**What to produce:** Copy the records below exactly, leaving out any pictures.

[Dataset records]
┄┄┄┄┄┄

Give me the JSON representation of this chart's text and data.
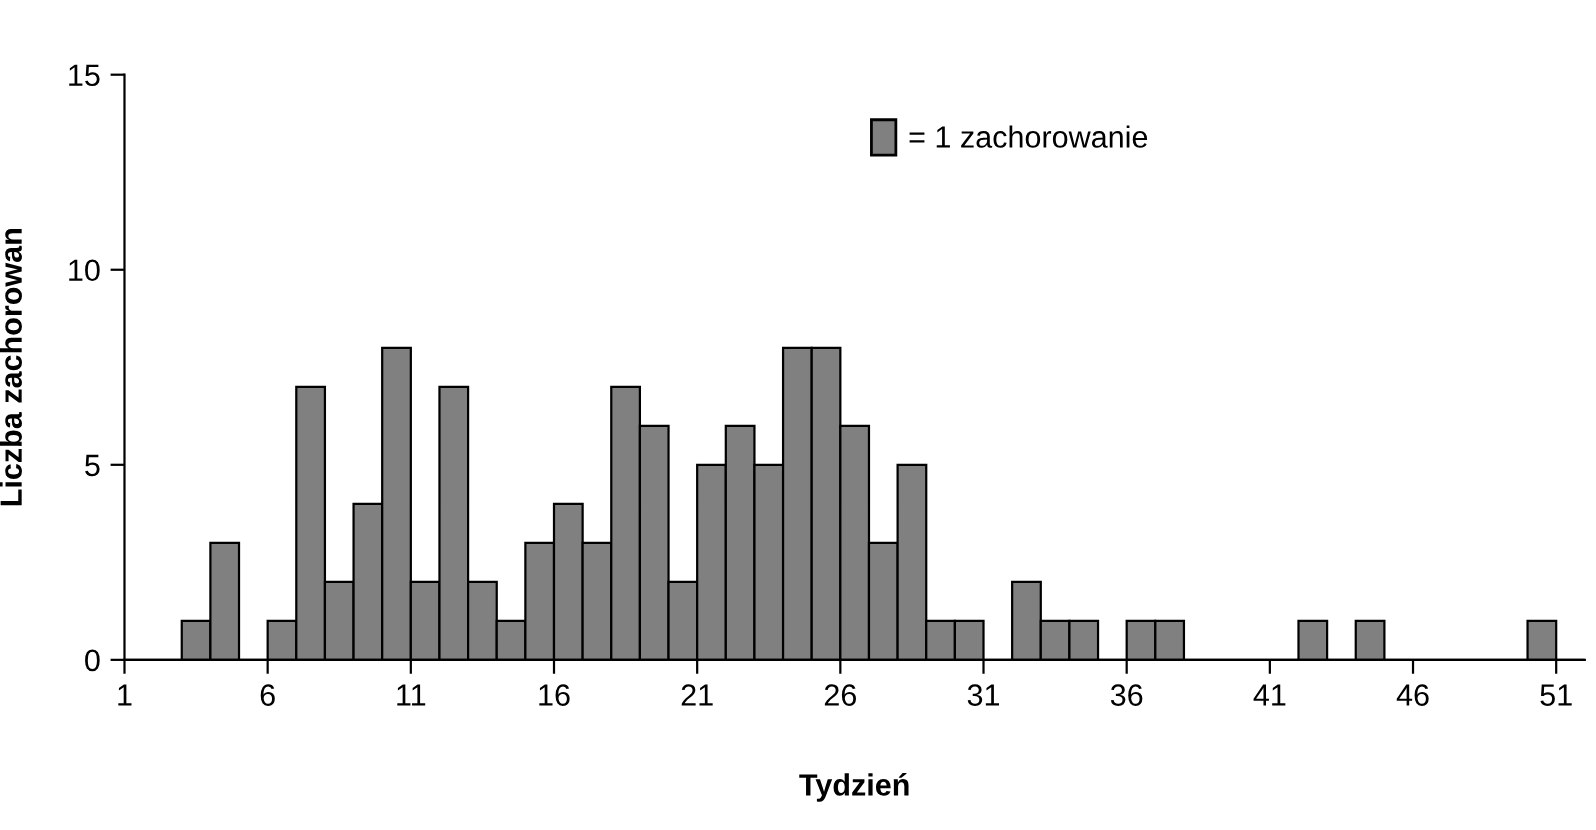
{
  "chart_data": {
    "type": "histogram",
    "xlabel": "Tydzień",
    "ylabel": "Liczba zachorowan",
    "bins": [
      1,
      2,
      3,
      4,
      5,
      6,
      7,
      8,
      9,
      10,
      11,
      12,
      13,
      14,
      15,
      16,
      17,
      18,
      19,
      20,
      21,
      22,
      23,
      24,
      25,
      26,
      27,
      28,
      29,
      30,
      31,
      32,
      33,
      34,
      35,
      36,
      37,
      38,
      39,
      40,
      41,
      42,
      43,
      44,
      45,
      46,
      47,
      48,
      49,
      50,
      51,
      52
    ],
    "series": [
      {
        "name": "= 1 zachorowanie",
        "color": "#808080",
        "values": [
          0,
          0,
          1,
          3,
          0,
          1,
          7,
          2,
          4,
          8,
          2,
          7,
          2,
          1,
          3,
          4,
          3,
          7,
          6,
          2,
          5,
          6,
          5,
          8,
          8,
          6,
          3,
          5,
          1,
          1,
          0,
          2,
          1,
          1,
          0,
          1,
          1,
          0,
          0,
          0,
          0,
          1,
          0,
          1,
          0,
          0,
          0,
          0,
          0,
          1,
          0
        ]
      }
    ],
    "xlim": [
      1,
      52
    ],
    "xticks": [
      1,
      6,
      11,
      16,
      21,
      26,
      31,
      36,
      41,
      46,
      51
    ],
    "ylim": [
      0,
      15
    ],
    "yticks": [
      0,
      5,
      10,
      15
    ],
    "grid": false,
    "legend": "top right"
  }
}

┄┄┄┄┄┄

**Finished answer:**
Give me the JSON representation of this chart's text and data.
{
  "chart_data": {
    "type": "histogram",
    "xlabel": "Tydzień",
    "ylabel": "Liczba zachorowan",
    "bins": [
      1,
      2,
      3,
      4,
      5,
      6,
      7,
      8,
      9,
      10,
      11,
      12,
      13,
      14,
      15,
      16,
      17,
      18,
      19,
      20,
      21,
      22,
      23,
      24,
      25,
      26,
      27,
      28,
      29,
      30,
      31,
      32,
      33,
      34,
      35,
      36,
      37,
      38,
      39,
      40,
      41,
      42,
      43,
      44,
      45,
      46,
      47,
      48,
      49,
      50,
      51,
      52
    ],
    "series": [
      {
        "name": "= 1 zachorowanie",
        "color": "#808080",
        "values": [
          0,
          0,
          1,
          3,
          0,
          1,
          7,
          2,
          4,
          8,
          2,
          7,
          2,
          1,
          3,
          4,
          3,
          7,
          6,
          2,
          5,
          6,
          5,
          8,
          8,
          6,
          3,
          5,
          1,
          1,
          0,
          2,
          1,
          1,
          0,
          1,
          1,
          0,
          0,
          0,
          0,
          1,
          0,
          1,
          0,
          0,
          0,
          0,
          0,
          1,
          0
        ]
      }
    ],
    "xlim": [
      1,
      52
    ],
    "xticks": [
      1,
      6,
      11,
      16,
      21,
      26,
      31,
      36,
      41,
      46,
      51
    ],
    "ylim": [
      0,
      15
    ],
    "yticks": [
      0,
      5,
      10,
      15
    ],
    "grid": false,
    "legend": "top right"
  }
}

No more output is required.